═══ PROVIDED RECORDS ═══
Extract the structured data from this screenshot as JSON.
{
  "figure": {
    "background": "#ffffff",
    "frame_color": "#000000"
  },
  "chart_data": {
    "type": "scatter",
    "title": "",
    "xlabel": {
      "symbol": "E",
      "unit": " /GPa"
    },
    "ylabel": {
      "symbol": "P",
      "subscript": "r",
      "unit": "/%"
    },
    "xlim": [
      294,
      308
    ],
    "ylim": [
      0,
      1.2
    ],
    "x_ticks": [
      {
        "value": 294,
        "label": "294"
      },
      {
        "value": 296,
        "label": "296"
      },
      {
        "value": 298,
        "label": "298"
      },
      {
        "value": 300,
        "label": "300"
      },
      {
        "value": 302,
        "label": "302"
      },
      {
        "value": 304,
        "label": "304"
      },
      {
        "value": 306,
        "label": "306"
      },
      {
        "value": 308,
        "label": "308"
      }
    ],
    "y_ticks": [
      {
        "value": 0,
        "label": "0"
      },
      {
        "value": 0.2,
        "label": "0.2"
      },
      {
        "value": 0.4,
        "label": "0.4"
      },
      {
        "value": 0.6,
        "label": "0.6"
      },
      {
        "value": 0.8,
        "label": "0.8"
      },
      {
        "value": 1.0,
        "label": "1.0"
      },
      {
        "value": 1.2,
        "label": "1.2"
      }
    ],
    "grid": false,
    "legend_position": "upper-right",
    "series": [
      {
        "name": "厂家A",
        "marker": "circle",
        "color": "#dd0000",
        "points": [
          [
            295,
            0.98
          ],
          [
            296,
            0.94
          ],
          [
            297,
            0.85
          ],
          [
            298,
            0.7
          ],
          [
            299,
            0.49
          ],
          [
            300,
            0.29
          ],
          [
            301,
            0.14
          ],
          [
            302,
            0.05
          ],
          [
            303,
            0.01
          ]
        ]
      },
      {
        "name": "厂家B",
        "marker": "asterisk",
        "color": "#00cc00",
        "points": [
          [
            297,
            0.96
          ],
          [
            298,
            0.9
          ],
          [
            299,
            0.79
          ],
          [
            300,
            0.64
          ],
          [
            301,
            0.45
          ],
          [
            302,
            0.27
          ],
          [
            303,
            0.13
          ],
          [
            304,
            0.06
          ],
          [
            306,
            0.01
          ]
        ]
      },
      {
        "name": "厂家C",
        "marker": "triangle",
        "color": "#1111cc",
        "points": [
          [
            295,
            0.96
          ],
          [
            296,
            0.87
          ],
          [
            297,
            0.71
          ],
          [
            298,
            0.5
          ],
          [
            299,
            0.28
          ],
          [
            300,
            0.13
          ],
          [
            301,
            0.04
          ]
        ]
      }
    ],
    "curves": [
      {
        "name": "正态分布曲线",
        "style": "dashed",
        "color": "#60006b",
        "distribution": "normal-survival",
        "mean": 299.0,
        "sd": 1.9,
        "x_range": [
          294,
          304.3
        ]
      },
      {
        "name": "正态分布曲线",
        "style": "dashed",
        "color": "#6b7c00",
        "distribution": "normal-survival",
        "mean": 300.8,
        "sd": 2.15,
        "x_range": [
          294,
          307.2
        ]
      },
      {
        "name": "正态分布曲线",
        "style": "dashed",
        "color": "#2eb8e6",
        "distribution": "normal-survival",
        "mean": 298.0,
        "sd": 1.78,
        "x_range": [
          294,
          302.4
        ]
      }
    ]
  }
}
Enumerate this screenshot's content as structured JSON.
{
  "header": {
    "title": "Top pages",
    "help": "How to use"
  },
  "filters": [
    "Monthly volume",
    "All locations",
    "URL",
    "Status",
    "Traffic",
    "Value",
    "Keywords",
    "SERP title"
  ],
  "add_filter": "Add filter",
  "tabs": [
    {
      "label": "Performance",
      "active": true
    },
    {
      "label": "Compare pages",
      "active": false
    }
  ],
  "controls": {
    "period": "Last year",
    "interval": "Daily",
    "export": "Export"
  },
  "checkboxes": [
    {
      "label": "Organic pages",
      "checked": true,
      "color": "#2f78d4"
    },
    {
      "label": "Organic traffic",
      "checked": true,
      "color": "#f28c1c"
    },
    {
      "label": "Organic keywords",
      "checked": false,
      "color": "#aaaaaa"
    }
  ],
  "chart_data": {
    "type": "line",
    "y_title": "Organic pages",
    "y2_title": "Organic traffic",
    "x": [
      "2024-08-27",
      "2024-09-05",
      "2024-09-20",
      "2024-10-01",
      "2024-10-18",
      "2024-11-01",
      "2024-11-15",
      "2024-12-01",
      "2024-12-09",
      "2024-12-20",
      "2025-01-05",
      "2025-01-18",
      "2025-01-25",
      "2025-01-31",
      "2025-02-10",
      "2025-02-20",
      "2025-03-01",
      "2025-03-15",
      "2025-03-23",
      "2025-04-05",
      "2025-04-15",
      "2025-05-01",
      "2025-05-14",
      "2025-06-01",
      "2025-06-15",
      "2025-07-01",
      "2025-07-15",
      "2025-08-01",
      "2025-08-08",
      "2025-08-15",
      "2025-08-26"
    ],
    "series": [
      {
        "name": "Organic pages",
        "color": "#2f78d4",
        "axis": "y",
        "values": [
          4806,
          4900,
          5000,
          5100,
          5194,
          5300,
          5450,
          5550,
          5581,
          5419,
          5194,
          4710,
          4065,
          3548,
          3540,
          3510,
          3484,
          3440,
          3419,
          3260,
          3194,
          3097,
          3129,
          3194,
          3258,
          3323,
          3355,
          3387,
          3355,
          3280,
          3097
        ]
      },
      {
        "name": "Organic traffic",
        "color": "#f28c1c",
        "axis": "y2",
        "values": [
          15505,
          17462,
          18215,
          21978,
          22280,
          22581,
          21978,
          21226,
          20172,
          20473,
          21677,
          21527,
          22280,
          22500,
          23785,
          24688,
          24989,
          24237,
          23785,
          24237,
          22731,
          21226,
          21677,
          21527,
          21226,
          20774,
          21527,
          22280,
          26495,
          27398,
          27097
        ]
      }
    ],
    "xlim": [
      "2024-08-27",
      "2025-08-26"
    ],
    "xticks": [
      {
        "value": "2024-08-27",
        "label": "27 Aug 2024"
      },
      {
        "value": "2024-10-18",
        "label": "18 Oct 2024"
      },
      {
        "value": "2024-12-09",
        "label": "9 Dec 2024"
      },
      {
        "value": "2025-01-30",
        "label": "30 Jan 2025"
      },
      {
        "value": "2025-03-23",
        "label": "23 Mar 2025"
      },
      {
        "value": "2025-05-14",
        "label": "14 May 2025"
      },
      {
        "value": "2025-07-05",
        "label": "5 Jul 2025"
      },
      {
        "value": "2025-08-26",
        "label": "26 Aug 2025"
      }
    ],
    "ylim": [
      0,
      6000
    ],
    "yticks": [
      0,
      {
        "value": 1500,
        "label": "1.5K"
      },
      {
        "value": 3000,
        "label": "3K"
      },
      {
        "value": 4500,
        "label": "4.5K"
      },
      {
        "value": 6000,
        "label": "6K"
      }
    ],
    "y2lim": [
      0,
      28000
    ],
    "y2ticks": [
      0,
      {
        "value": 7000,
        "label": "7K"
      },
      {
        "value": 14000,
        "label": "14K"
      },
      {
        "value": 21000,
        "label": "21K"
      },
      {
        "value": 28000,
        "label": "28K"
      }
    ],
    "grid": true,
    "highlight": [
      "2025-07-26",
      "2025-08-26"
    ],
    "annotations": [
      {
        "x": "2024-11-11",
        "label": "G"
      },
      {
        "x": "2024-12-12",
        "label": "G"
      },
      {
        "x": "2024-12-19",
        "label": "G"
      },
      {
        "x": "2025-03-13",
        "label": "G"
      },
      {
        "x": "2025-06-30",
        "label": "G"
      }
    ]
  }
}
═══
== EXERCISE INSTRUCTIONS ==
Would you copy out each line exactly as written?

== RESPONSE FOR THIS EXERCISE ==
Extract the structured data from this screenshot as JSON.
{
  "figure": {
    "background": "#ffffff",
    "frame_color": "#000000"
  },
  "chart_data": {
    "type": "scatter",
    "title": "",
    "xlabel": {
      "symbol": "E",
      "unit": " /GPa"
    },
    "ylabel": {
      "symbol": "P",
      "subscript": "r",
      "unit": "/%"
    },
    "xlim": [
      294,
      308
    ],
    "ylim": [
      0,
      1.2
    ],
    "x_ticks": [
      {
        "value": 294,
        "label": "294"
      },
      {
        "value": 296,
        "label": "296"
      },
      {
        "value": 298,
        "label": "298"
      },
      {
        "value": 300,
        "label": "300"
      },
      {
        "value": 302,
        "label": "302"
      },
      {
        "value": 304,
        "label": "304"
      },
      {
        "value": 306,
        "label": "306"
      },
      {
        "value": 308,
        "label": "308"
      }
    ],
    "y_ticks": [
      {
        "value": 0,
        "label": "0"
      },
      {
        "value": 0.2,
        "label": "0.2"
      },
      {
        "value": 0.4,
        "label": "0.4"
      },
      {
        "value": 0.6,
        "label": "0.6"
      },
      {
        "value": 0.8,
        "label": "0.8"
      },
      {
        "value": 1.0,
        "label": "1.0"
      },
      {
        "value": 1.2,
        "label": "1.2"
      }
    ],
    "grid": false,
    "legend_position": "upper-right",
    "series": [
      {
        "name": "厂家A",
        "marker": "circle",
        "color": "#dd0000",
        "points": [
          [
            295,
            0.98
          ],
          [
            296,
            0.94
          ],
          [
            297,
            0.85
          ],
          [
            298,
            0.7
          ],
          [
            299,
            0.49
          ],
          [
            300,
            0.29
          ],
          [
            301,
            0.14
          ],
          [
            302,
            0.05
          ],
          [
            303,
            0.01
          ]
        ]
      },
      {
        "name": "厂家B",
        "marker": "asterisk",
        "color": "#00cc00",
        "points": [
          [
            297,
            0.96
          ],
          [
            298,
            0.9
          ],
          [
            299,
            0.79
          ],
          [
            300,
            0.64
          ],
          [
            301,
            0.45
          ],
          [
            302,
            0.27
          ],
          [
            303,
            0.13
          ],
          [
            304,
            0.06
          ],
          [
            306,
            0.01
          ]
        ]
      },
      {
        "name": "厂家C",
        "marker": "triangle",
        "color": "#1111cc",
        "points": [
          [
            295,
            0.96
          ],
          [
            296,
            0.87
          ],
          [
            297,
            0.71
          ],
          [
            298,
            0.5
          ],
          [
            299,
            0.28
          ],
          [
            300,
            0.13
          ],
          [
            301,
            0.04
          ]
        ]
      }
    ],
    "curves": [
      {
        "name": "正态分布曲线",
        "style": "dashed",
        "color": "#60006b",
        "distribution": "normal-survival",
        "mean": 299.0,
        "sd": 1.9,
        "x_range": [
          294,
          304.3
        ]
      },
      {
        "name": "正态分布曲线",
        "style": "dashed",
        "color": "#6b7c00",
        "distribution": "normal-survival",
        "mean": 300.8,
        "sd": 2.15,
        "x_range": [
          294,
          307.2
        ]
      },
      {
        "name": "正态分布曲线",
        "style": "dashed",
        "color": "#2eb8e6",
        "distribution": "normal-survival",
        "mean": 298.0,
        "sd": 1.78,
        "x_range": [
          294,
          302.4
        ]
      }
    ]
  }
}
Enumerate this screenshot's content as structured JSON.
{
  "header": {
    "title": "Top pages",
    "help": "How to use"
  },
  "filters": [
    "Monthly volume",
    "All locations",
    "URL",
    "Status",
    "Traffic",
    "Value",
    "Keywords",
    "SERP title"
  ],
  "add_filter": "Add filter",
  "tabs": [
    {
      "label": "Performance",
      "active": true
    },
    {
      "label": "Compare pages",
      "active": false
    }
  ],
  "controls": {
    "period": "Last year",
    "interval": "Daily",
    "export": "Export"
  },
  "checkboxes": [
    {
      "label": "Organic pages",
      "checked": true,
      "color": "#2f78d4"
    },
    {
      "label": "Organic traffic",
      "checked": true,
      "color": "#f28c1c"
    },
    {
      "label": "Organic keywords",
      "checked": false,
      "color": "#aaaaaa"
    }
  ],
  "chart_data": {
    "type": "line",
    "y_title": "Organic pages",
    "y2_title": "Organic traffic",
    "x": [
      "2024-08-27",
      "2024-09-05",
      "2024-09-20",
      "2024-10-01",
      "2024-10-18",
      "2024-11-01",
      "2024-11-15",
      "2024-12-01",
      "2024-12-09",
      "2024-12-20",
      "2025-01-05",
      "2025-01-18",
      "2025-01-25",
      "2025-01-31",
      "2025-02-10",
      "2025-02-20",
      "2025-03-01",
      "2025-03-15",
      "2025-03-23",
      "2025-04-05",
      "2025-04-15",
      "2025-05-01",
      "2025-05-14",
      "2025-06-01",
      "2025-06-15",
      "2025-07-01",
      "2025-07-15",
      "2025-08-01",
      "2025-08-08",
      "2025-08-15",
      "2025-08-26"
    ],
    "series": [
      {
        "name": "Organic pages",
        "color": "#2f78d4",
        "axis": "y",
        "values": [
          4806,
          4900,
          5000,
          5100,
          5194,
          5300,
          5450,
          5550,
          5581,
          5419,
          5194,
          4710,
          4065,
          3548,
          3540,
          3510,
          3484,
          3440,
          3419,
          3260,
          3194,
          3097,
          3129,
          3194,
          3258,
          3323,
          3355,
          3387,
          3355,
          3280,
          3097
        ]
      },
      {
        "name": "Organic traffic",
        "color": "#f28c1c",
        "axis": "y2",
        "values": [
          15505,
          17462,
          18215,
          21978,
          22280,
          22581,
          21978,
          21226,
          20172,
          20473,
          21677,
          21527,
          22280,
          22500,
          23785,
          24688,
          24989,
          24237,
          23785,
          24237,
          22731,
          21226,
          21677,
          21527,
          21226,
          20774,
          21527,
          22280,
          26495,
          27398,
          27097
        ]
      }
    ],
    "xlim": [
      "2024-08-27",
      "2025-08-26"
    ],
    "xticks": [
      {
        "value": "2024-08-27",
        "label": "27 Aug 2024"
      },
      {
        "value": "2024-10-18",
        "label": "18 Oct 2024"
      },
      {
        "value": "2024-12-09",
        "label": "9 Dec 2024"
      },
      {
        "value": "2025-01-30",
        "label": "30 Jan 2025"
      },
      {
        "value": "2025-03-23",
        "label": "23 Mar 2025"
      },
      {
        "value": "2025-05-14",
        "label": "14 May 2025"
      },
      {
        "value": "2025-07-05",
        "label": "5 Jul 2025"
      },
      {
        "value": "2025-08-26",
        "label": "26 Aug 2025"
      }
    ],
    "ylim": [
      0,
      6000
    ],
    "yticks": [
      0,
      {
        "value": 1500,
        "label": "1.5K"
      },
      {
        "value": 3000,
        "label": "3K"
      },
      {
        "value": 4500,
        "label": "4.5K"
      },
      {
        "value": 6000,
        "label": "6K"
      }
    ],
    "y2lim": [
      0,
      28000
    ],
    "y2ticks": [
      0,
      {
        "value": 7000,
        "label": "7K"
      },
      {
        "value": 14000,
        "label": "14K"
      },
      {
        "value": 21000,
        "label": "21K"
      },
      {
        "value": 28000,
        "label": "28K"
      }
    ],
    "grid": true,
    "highlight": [
      "2025-07-26",
      "2025-08-26"
    ],
    "annotations": [
      {
        "x": "2024-11-11",
        "label": "G"
      },
      {
        "x": "2024-12-12",
        "label": "G"
      },
      {
        "x": "2024-12-19",
        "label": "G"
      },
      {
        "x": "2025-03-13",
        "label": "G"
      },
      {
        "x": "2025-06-30",
        "label": "G"
      }
    ]
  }
}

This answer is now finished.